──────── AVAILABLE RECORDS
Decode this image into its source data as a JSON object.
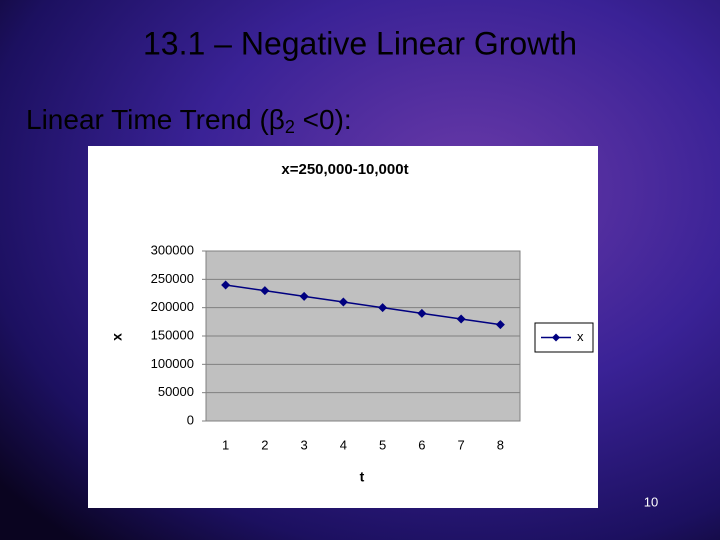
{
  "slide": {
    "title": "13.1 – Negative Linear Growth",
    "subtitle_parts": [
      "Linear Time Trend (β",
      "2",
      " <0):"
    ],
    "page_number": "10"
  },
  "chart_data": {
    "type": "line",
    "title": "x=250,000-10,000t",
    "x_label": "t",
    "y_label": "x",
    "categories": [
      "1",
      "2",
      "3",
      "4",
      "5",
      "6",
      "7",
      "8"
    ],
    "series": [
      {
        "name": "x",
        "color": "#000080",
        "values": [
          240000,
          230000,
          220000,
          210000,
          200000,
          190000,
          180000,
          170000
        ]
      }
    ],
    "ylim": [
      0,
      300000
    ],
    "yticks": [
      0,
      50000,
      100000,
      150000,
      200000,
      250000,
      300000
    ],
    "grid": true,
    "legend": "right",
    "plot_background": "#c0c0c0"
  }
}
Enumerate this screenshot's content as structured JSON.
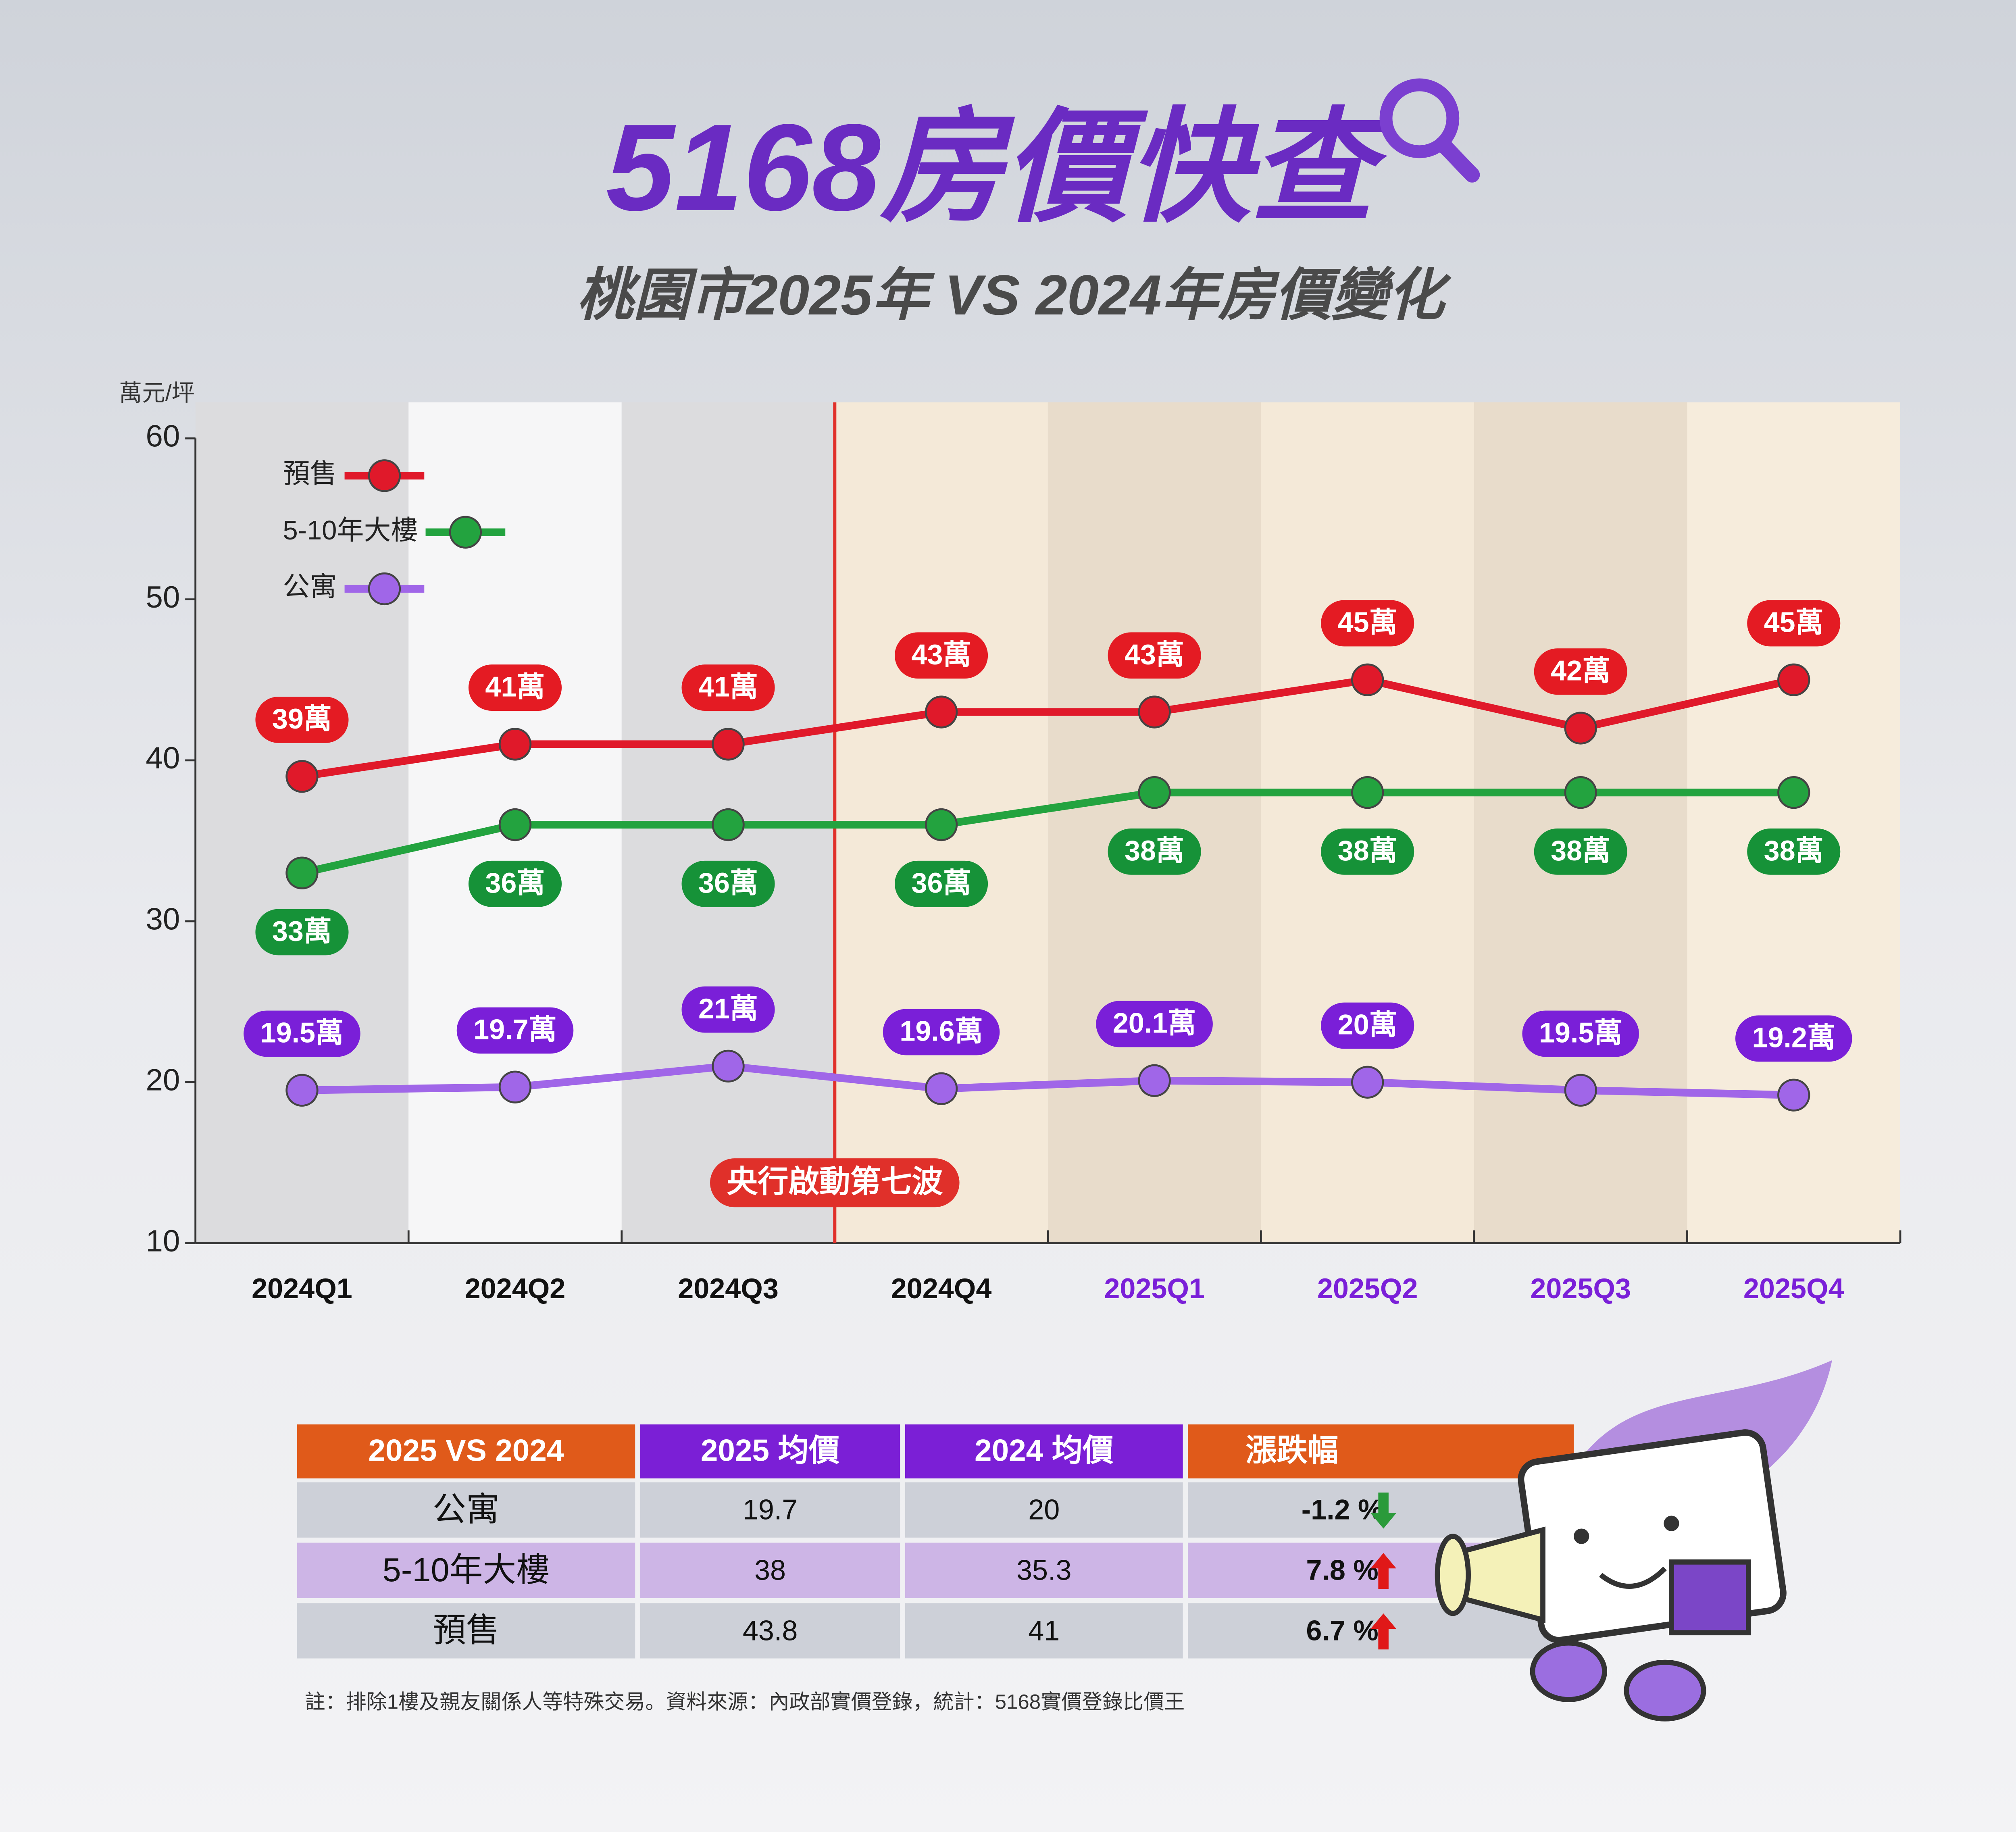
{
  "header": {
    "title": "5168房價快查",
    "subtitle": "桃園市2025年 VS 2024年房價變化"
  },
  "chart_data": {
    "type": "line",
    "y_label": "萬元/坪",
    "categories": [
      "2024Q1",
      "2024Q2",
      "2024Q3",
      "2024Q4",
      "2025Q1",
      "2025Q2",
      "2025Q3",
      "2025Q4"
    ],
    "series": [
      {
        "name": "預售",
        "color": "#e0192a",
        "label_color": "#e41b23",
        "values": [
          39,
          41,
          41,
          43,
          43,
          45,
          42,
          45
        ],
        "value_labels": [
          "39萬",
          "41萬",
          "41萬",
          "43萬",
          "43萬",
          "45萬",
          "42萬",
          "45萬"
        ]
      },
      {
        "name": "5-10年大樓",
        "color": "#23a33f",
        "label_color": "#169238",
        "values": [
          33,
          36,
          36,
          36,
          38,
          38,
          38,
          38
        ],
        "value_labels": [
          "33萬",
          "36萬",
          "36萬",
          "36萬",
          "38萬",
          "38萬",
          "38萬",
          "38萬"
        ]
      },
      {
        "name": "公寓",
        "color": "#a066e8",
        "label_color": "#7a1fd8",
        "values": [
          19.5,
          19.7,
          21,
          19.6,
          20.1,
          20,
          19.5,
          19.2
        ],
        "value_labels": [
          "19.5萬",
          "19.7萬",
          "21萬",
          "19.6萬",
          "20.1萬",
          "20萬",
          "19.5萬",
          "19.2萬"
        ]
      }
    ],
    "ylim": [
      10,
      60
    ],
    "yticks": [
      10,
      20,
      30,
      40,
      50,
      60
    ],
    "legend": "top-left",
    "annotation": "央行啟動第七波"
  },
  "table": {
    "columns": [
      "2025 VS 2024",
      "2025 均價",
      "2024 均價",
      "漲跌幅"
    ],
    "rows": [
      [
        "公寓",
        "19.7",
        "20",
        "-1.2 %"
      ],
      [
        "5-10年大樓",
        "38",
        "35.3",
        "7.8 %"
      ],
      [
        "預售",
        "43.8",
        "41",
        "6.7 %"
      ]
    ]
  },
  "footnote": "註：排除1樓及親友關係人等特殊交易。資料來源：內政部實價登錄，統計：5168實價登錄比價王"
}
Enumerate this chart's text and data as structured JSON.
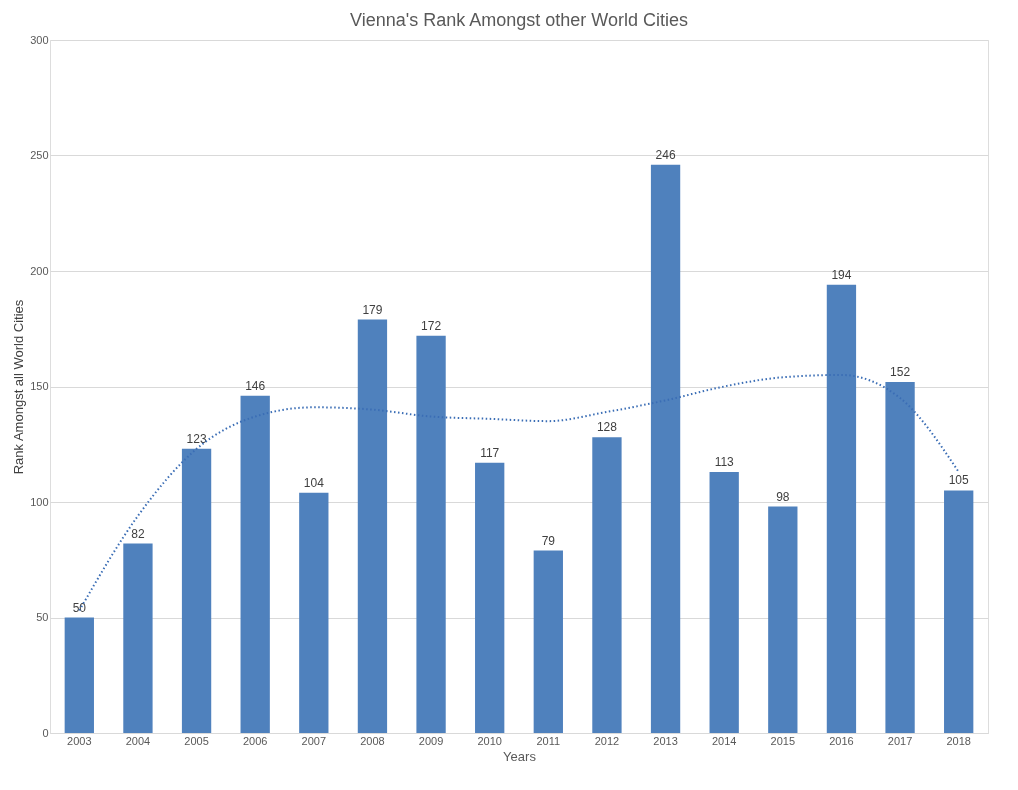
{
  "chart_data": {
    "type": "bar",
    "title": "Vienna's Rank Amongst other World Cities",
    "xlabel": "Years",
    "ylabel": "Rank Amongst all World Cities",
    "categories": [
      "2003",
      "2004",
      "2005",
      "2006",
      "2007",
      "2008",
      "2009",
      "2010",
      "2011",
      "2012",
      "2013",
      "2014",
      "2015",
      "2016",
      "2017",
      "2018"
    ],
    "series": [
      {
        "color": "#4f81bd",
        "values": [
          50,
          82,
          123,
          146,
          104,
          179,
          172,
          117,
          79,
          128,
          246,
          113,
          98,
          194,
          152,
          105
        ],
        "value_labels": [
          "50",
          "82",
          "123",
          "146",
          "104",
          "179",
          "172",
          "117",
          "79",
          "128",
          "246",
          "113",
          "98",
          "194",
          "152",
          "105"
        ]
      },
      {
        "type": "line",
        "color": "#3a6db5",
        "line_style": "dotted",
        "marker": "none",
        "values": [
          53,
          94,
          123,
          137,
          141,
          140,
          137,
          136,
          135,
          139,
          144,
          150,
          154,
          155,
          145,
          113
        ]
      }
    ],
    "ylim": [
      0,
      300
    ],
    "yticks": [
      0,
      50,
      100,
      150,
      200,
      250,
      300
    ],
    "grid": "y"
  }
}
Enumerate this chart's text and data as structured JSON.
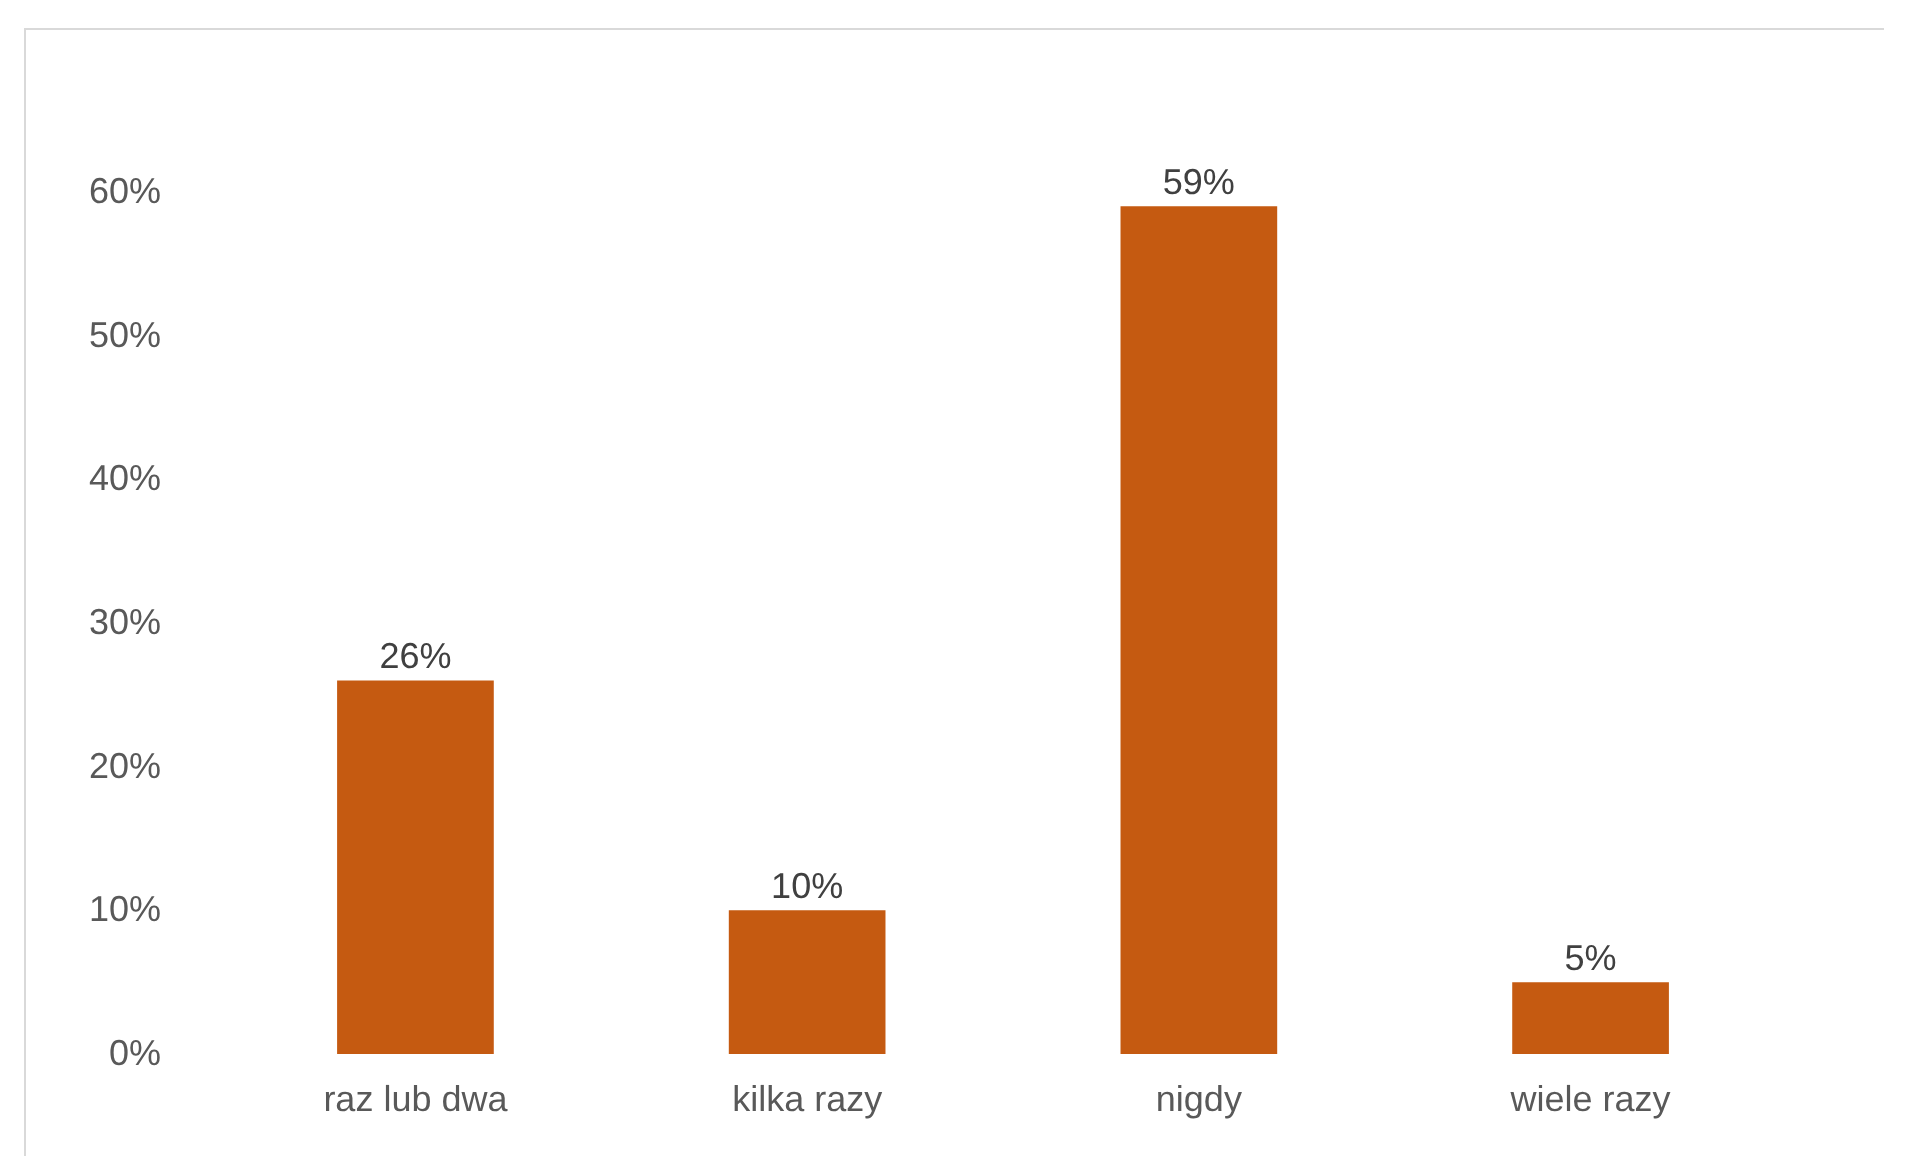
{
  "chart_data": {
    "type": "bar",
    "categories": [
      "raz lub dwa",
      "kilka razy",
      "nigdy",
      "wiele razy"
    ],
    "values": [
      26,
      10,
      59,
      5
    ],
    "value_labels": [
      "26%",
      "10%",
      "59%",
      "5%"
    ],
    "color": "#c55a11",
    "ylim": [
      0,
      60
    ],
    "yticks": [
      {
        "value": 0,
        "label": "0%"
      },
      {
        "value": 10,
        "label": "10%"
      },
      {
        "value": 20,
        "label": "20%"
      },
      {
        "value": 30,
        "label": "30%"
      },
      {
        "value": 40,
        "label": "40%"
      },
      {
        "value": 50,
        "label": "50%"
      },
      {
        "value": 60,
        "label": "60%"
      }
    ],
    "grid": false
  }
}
────────────────
Output, exactly, all the records above; include no pictures.

Decode this image into its source data as a JSON object.
{
  "slide": {
    "title": "13.1 – Negative Linear Growth",
    "subtitle_parts": [
      "Linear Time Trend (β",
      "2",
      " <0):"
    ],
    "page_number": "10"
  },
  "chart_data": {
    "type": "line",
    "title": "x=250,000-10,000t",
    "x_label": "t",
    "y_label": "x",
    "categories": [
      "1",
      "2",
      "3",
      "4",
      "5",
      "6",
      "7",
      "8"
    ],
    "series": [
      {
        "name": "x",
        "color": "#000080",
        "values": [
          240000,
          230000,
          220000,
          210000,
          200000,
          190000,
          180000,
          170000
        ]
      }
    ],
    "ylim": [
      0,
      300000
    ],
    "yticks": [
      0,
      50000,
      100000,
      150000,
      200000,
      250000,
      300000
    ],
    "grid": true,
    "legend": "right",
    "plot_background": "#c0c0c0"
  }
}
Enumerate this screenshot's content as structured JSON.
{
  "header": {
    "title": "5168房價快查",
    "subtitle": "桃園市2025年 VS 2024年房價變化"
  },
  "chart_data": {
    "type": "line",
    "y_label": "萬元/坪",
    "categories": [
      "2024Q1",
      "2024Q2",
      "2024Q3",
      "2024Q4",
      "2025Q1",
      "2025Q2",
      "2025Q3",
      "2025Q4"
    ],
    "series": [
      {
        "name": "預售",
        "color": "#e0192a",
        "label_color": "#e41b23",
        "values": [
          39,
          41,
          41,
          43,
          43,
          45,
          42,
          45
        ],
        "value_labels": [
          "39萬",
          "41萬",
          "41萬",
          "43萬",
          "43萬",
          "45萬",
          "42萬",
          "45萬"
        ]
      },
      {
        "name": "5-10年大樓",
        "color": "#23a33f",
        "label_color": "#169238",
        "values": [
          33,
          36,
          36,
          36,
          38,
          38,
          38,
          38
        ],
        "value_labels": [
          "33萬",
          "36萬",
          "36萬",
          "36萬",
          "38萬",
          "38萬",
          "38萬",
          "38萬"
        ]
      },
      {
        "name": "公寓",
        "color": "#a066e8",
        "label_color": "#7a1fd8",
        "values": [
          19.5,
          19.7,
          21,
          19.6,
          20.1,
          20,
          19.5,
          19.2
        ],
        "value_labels": [
          "19.5萬",
          "19.7萬",
          "21萬",
          "19.6萬",
          "20.1萬",
          "20萬",
          "19.5萬",
          "19.2萬"
        ]
      }
    ],
    "ylim": [
      10,
      60
    ],
    "yticks": [
      10,
      20,
      30,
      40,
      50,
      60
    ],
    "legend": "top-left",
    "annotation": "央行啟動第七波"
  },
  "table": {
    "columns": [
      "2025 VS 2024",
      "2025 均價",
      "2024 均價",
      "漲跌幅"
    ],
    "rows": [
      [
        "公寓",
        "19.7",
        "20",
        "-1.2 %"
      ],
      [
        "5-10年大樓",
        "38",
        "35.3",
        "7.8 %"
      ],
      [
        "預售",
        "43.8",
        "41",
        "6.7 %"
      ]
    ]
  },
  "footnote": "註：排除1樓及親友關係人等特殊交易。資料來源：內政部實價登錄，統計：5168實價登錄比價王"
}
Enumerate this chart's text and data as structured JSON.
{
  "chart_data": {
    "type": "bar",
    "title": "Vienna's Rank Amongst other World Cities",
    "xlabel": "Years",
    "ylabel": "Rank Amongst all World Cities",
    "categories": [
      "2003",
      "2004",
      "2005",
      "2006",
      "2007",
      "2008",
      "2009",
      "2010",
      "2011",
      "2012",
      "2013",
      "2014",
      "2015",
      "2016",
      "2017",
      "2018"
    ],
    "series": [
      {
        "color": "#4f81bd",
        "values": [
          50,
          82,
          123,
          146,
          104,
          179,
          172,
          117,
          79,
          128,
          246,
          113,
          98,
          194,
          152,
          105
        ],
        "value_labels": [
          "50",
          "82",
          "123",
          "146",
          "104",
          "179",
          "172",
          "117",
          "79",
          "128",
          "246",
          "113",
          "98",
          "194",
          "152",
          "105"
        ]
      },
      {
        "type": "line",
        "color": "#3a6db5",
        "line_style": "dotted",
        "marker": "none",
        "values": [
          53,
          94,
          123,
          137,
          141,
          140,
          137,
          136,
          135,
          139,
          144,
          150,
          154,
          155,
          145,
          113
        ]
      }
    ],
    "ylim": [
      0,
      300
    ],
    "yticks": [
      0,
      50,
      100,
      150,
      200,
      250,
      300
    ],
    "grid": "y"
  }
}
Enumerate this chart's text and data as structured JSON.
{
  "chart_data": {
    "type": "bar",
    "categories": [
      "raz lub dwa",
      "kilka razy",
      "nigdy",
      "wiele razy"
    ],
    "values": [
      26,
      10,
      59,
      5
    ],
    "value_labels": [
      "26%",
      "10%",
      "59%",
      "5%"
    ],
    "color": "#c55a11",
    "ylim": [
      0,
      60
    ],
    "yticks": [
      {
        "value": 0,
        "label": "0%"
      },
      {
        "value": 10,
        "label": "10%"
      },
      {
        "value": 20,
        "label": "20%"
      },
      {
        "value": 30,
        "label": "30%"
      },
      {
        "value": 40,
        "label": "40%"
      },
      {
        "value": 50,
        "label": "50%"
      },
      {
        "value": 60,
        "label": "60%"
      }
    ],
    "grid": false
  }
}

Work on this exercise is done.